**What you should do:** Every entry should be repeated exactly. Omit the pictures.

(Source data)

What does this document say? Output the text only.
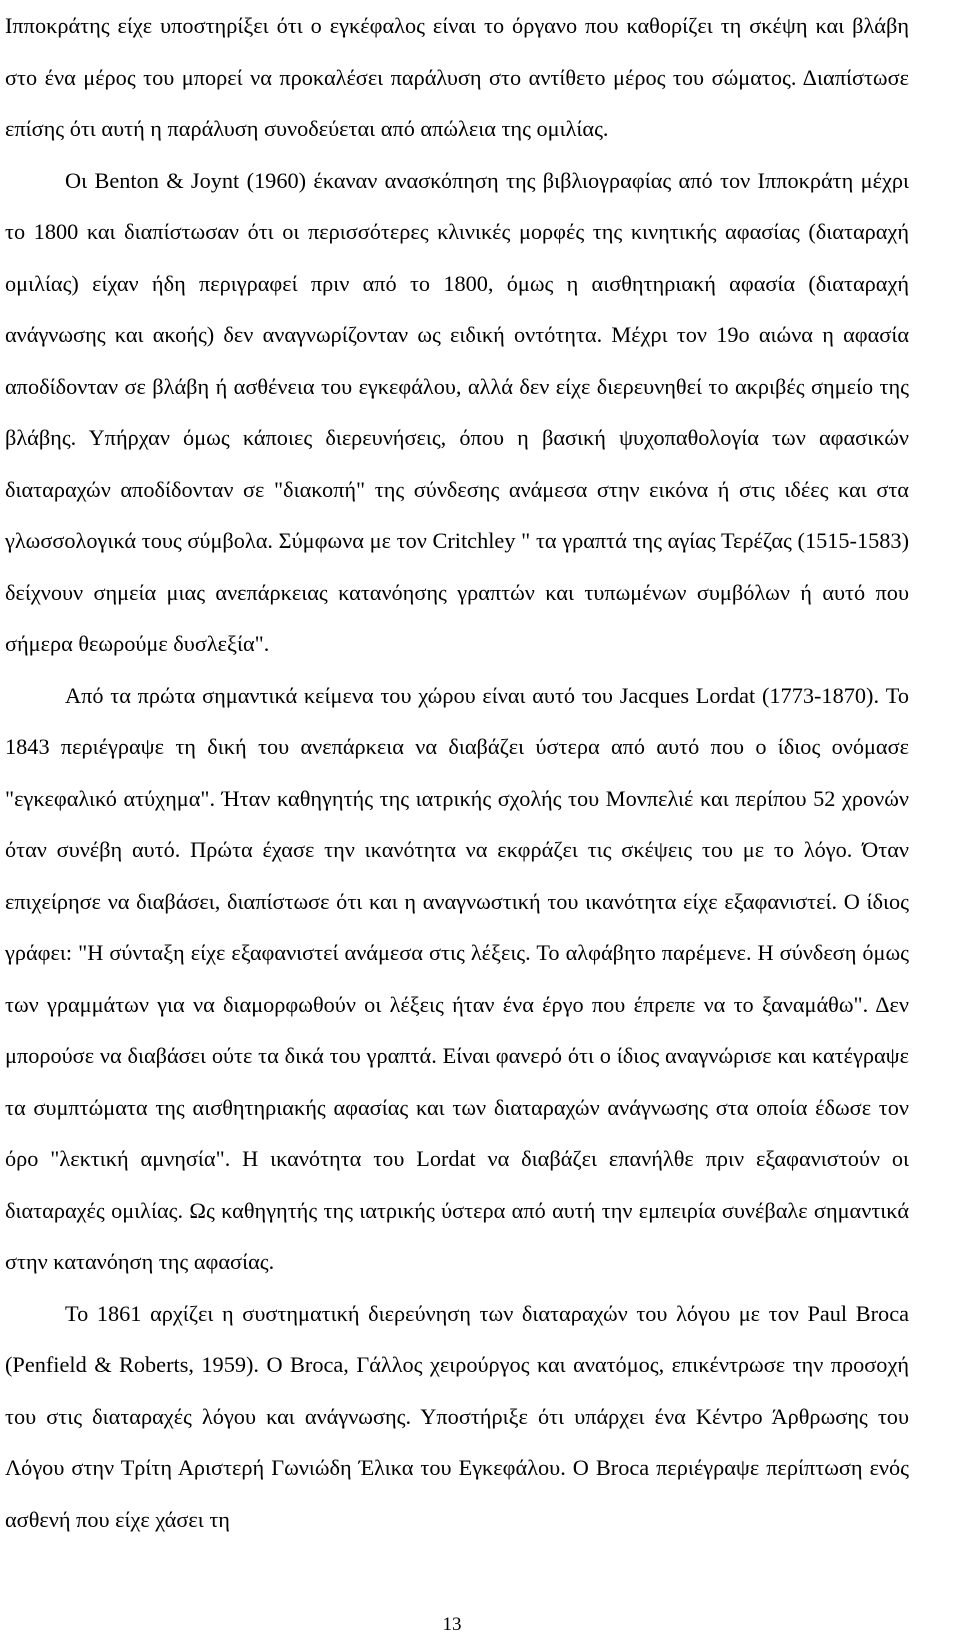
Ιπποκράτης είχε υποστηρίξει ότι ο εγκέφαλος είναι το όργανο που καθορίζει τη σκέψη και βλάβη στο ένα μέρος του μπορεί να προκαλέσει παράλυση στο αντίθετο μέρος του σώματος. Διαπίστωσε επίσης ότι αυτή η παράλυση συνοδεύεται από απώλεια της ομιλίας.

Οι Benton & Joynt (1960) έκαναν ανασκόπηση της βιβλιογραφίας από τον Ιπποκράτη μέχρι το 1800 και διαπίστωσαν ότι οι περισσότερες κλινικές μορφές της κινητικής αφασίας (διαταραχή ομιλίας) είχαν ήδη περιγραφεί πριν από το 1800, όμως η αισθητηριακή αφασία (διαταραχή ανάγνωσης και ακοής) δεν αναγνωρίζονταν ως ειδική οντότητα. Μέχρι τον 19ο αιώνα η αφασία αποδίδονταν σε βλάβη ή ασθένεια του εγκεφάλου, αλλά δεν είχε διερευνηθεί το ακριβές σημείο της βλάβης. Υπήρχαν όμως κάποιες διερευνήσεις, όπου η βασική ψυχοπαθολογία των αφασικών διαταραχών αποδίδονταν σε "διακοπή" της σύνδεσης ανάμεσα στην εικόνα ή στις ιδέες και στα γλωσσολογικά τους σύμβολα. Σύμφωνα με τον Critchley " τα γραπτά της αγίας Τερέζας (1515-1583) δείχνουν σημεία μιας ανεπάρκειας κατανόησης γραπτών και τυπωμένων συμβόλων ή αυτό που σήμερα θεωρούμε δυσλεξία".

Από τα πρώτα σημαντικά κείμενα του χώρου είναι αυτό του Jacques Lordat (1773-1870). Το 1843 περιέγραψε τη δική του ανεπάρκεια να διαβάζει ύστερα από αυτό που ο ίδιος ονόμασε "εγκεφαλικό ατύχημα". Ήταν καθηγητής της ιατρικής σχολής του Μονπελιέ και περίπου 52 χρονών όταν συνέβη αυτό. Πρώτα έχασε την ικανότητα να εκφράζει τις σκέψεις του με το λόγο. Όταν επιχείρησε να διαβάσει, διαπίστωσε ότι και η αναγνωστική του ικανότητα είχε εξαφανιστεί. Ο ίδιος γράφει: "Η σύνταξη είχε εξαφανιστεί ανάμεσα στις λέξεις. Το αλφάβητο παρέμενε. Η σύνδεση όμως των γραμμάτων για να διαμορφωθούν οι λέξεις ήταν ένα έργο που έπρεπε να το ξαναμάθω". Δεν μπορούσε να διαβάσει ούτε τα δικά του γραπτά. Είναι φανερό ότι ο ίδιος αναγνώρισε και κατέγραψε τα συμπτώματα της αισθητηριακής αφασίας και των διαταραχών ανάγνωσης στα οποία έδωσε τον όρο "λεκτική αμνησία". Η ικανότητα του Lordat να διαβάζει επανήλθε πριν εξαφανιστούν οι διαταραχές ομιλίας. Ως καθηγητής της ιατρικής ύστερα από αυτή την εμπειρία συνέβαλε σημαντικά στην κατανόηση της αφασίας.

Το 1861 αρχίζει η συστηματική διερεύνηση των διαταραχών του λόγου με τον Paul Broca (Penfield & Roberts, 1959). Ο Broca, Γάλλος χειρούργος και ανατόμος, επικέντρωσε την προσοχή του στις διαταραχές λόγου και ανάγνωσης. Υποστήριξε ότι υπάρχει ένα Κέντρο Άρθρωσης του Λόγου στην Τρίτη Αριστερή Γωνιώδη Έλικα του Εγκεφάλου. Ο Broca περιέγραψε περίπτωση ενός ασθενή που είχε χάσει τη

13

**Output:**
What does this document say? Output the text only.
Ιπποκράτης είχε υποστηρίξει ότι ο εγκέφαλος είναι το όργανο που καθορίζει τη σκέψη και βλάβη στο ένα μέρος του μπορεί να προκαλέσει παράλυση στο αντίθετο μέρος του σώματος. Διαπίστωσε επίσης ότι αυτή η παράλυση συνοδεύεται από απώλεια της ομιλίας.

Οι Benton & Joynt (1960) έκαναν ανασκόπηση της βιβλιογραφίας από τον Ιπποκράτη μέχρι το 1800 και διαπίστωσαν ότι οι περισσότερες κλινικές μορφές της κινητικής αφασίας (διαταραχή ομιλίας) είχαν ήδη περιγραφεί πριν από το 1800, όμως η αισθητηριακή αφασία (διαταραχή ανάγνωσης και ακοής) δεν αναγνωρίζονταν ως ειδική οντότητα. Μέχρι τον 19ο αιώνα η αφασία αποδίδονταν σε βλάβη ή ασθένεια του εγκεφάλου, αλλά δεν είχε διερευνηθεί το ακριβές σημείο της βλάβης. Υπήρχαν όμως κάποιες διερευνήσεις, όπου η βασική ψυχοπαθολογία των αφασικών διαταραχών αποδίδονταν σε "διακοπή" της σύνδεσης ανάμεσα στην εικόνα ή στις ιδέες και στα γλωσσολογικά τους σύμβολα. Σύμφωνα με τον Critchley " τα γραπτά της αγίας Τερέζας (1515-1583) δείχνουν σημεία μιας ανεπάρκειας κατανόησης γραπτών και τυπωμένων συμβόλων ή αυτό που σήμερα θεωρούμε δυσλεξία".

Από τα πρώτα σημαντικά κείμενα του χώρου είναι αυτό του Jacques Lordat (1773-1870). Το 1843 περιέγραψε τη δική του ανεπάρκεια να διαβάζει ύστερα από αυτό που ο ίδιος ονόμασε "εγκεφαλικό ατύχημα". Ήταν καθηγητής της ιατρικής σχολής του Μονπελιέ και περίπου 52 χρονών όταν συνέβη αυτό. Πρώτα έχασε την ικανότητα να εκφράζει τις σκέψεις του με το λόγο. Όταν επιχείρησε να διαβάσει, διαπίστωσε ότι και η αναγνωστική του ικανότητα είχε εξαφανιστεί. Ο ίδιος γράφει: "Η σύνταξη είχε εξαφανιστεί ανάμεσα στις λέξεις. Το αλφάβητο παρέμενε. Η σύνδεση όμως των γραμμάτων για να διαμορφωθούν οι λέξεις ήταν ένα έργο που έπρεπε να το ξαναμάθω". Δεν μπορούσε να διαβάσει ούτε τα δικά του γραπτά. Είναι φανερό ότι ο ίδιος αναγνώρισε και κατέγραψε τα συμπτώματα της αισθητηριακής αφασίας και των διαταραχών ανάγνωσης στα οποία έδωσε τον όρο "λεκτική αμνησία". Η ικανότητα του Lordat να διαβάζει επανήλθε πριν εξαφανιστούν οι διαταραχές ομιλίας. Ως καθηγητής της ιατρικής ύστερα από αυτή την εμπειρία συνέβαλε σημαντικά στην κατανόηση της αφασίας.

Το 1861 αρχίζει η συστηματική διερεύνηση των διαταραχών του λόγου με τον Paul Broca (Penfield & Roberts, 1959). Ο Broca, Γάλλος χειρούργος και ανατόμος, επικέντρωσε την προσοχή του στις διαταραχές λόγου και ανάγνωσης. Υποστήριξε ότι υπάρχει ένα Κέντρο Άρθρωσης του Λόγου στην Τρίτη Αριστερή Γωνιώδη Έλικα του Εγκεφάλου. Ο Broca περιέγραψε περίπτωση ενός ασθενή που είχε χάσει τη

13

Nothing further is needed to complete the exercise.